> [SET TASK] Could you write out every record below exactly, leaving out any pictures?
*****
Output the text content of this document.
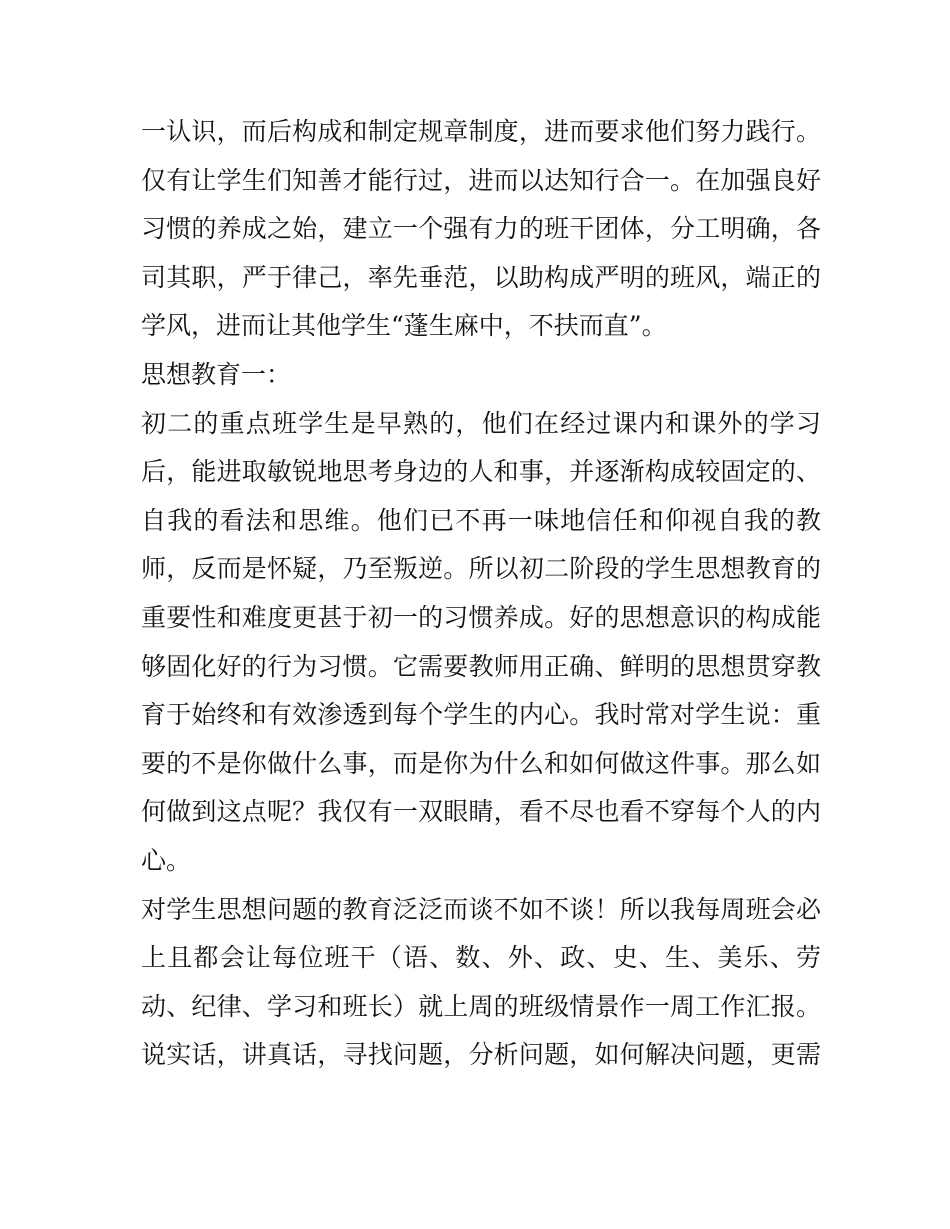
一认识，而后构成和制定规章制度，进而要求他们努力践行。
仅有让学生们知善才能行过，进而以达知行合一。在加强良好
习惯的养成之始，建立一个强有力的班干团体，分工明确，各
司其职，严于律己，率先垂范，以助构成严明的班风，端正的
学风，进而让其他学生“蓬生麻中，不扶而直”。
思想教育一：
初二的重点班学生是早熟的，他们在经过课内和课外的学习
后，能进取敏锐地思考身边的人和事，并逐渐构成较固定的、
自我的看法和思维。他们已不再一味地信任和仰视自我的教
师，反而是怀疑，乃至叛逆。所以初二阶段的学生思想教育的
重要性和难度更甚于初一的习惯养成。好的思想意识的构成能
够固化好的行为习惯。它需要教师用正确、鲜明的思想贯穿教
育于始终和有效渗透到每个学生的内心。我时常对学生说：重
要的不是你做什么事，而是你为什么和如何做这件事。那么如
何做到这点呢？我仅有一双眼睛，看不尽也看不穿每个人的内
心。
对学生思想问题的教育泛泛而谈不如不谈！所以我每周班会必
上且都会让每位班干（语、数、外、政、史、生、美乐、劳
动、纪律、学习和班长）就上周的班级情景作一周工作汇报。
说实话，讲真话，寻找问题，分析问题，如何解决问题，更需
*****
> [SOLUTION TO THIS TASK]
Output the text content of this document.
一认识，而后构成和制定规章制度，进而要求他们努力践行。
仅有让学生们知善才能行过，进而以达知行合一。在加强良好
习惯的养成之始，建立一个强有力的班干团体，分工明确，各
司其职，严于律己，率先垂范，以助构成严明的班风，端正的
学风，进而让其他学生“蓬生麻中，不扶而直”。
思想教育一：
初二的重点班学生是早熟的，他们在经过课内和课外的学习
后，能进取敏锐地思考身边的人和事，并逐渐构成较固定的、
自我的看法和思维。他们已不再一味地信任和仰视自我的教
师，反而是怀疑，乃至叛逆。所以初二阶段的学生思想教育的
重要性和难度更甚于初一的习惯养成。好的思想意识的构成能
够固化好的行为习惯。它需要教师用正确、鲜明的思想贯穿教
育于始终和有效渗透到每个学生的内心。我时常对学生说：重
要的不是你做什么事，而是你为什么和如何做这件事。那么如
何做到这点呢？我仅有一双眼睛，看不尽也看不穿每个人的内
心。
对学生思想问题的教育泛泛而谈不如不谈！所以我每周班会必
上且都会让每位班干（语、数、外、政、史、生、美乐、劳
动、纪律、学习和班长）就上周的班级情景作一周工作汇报。
说实话，讲真话，寻找问题，分析问题，如何解决问题，更需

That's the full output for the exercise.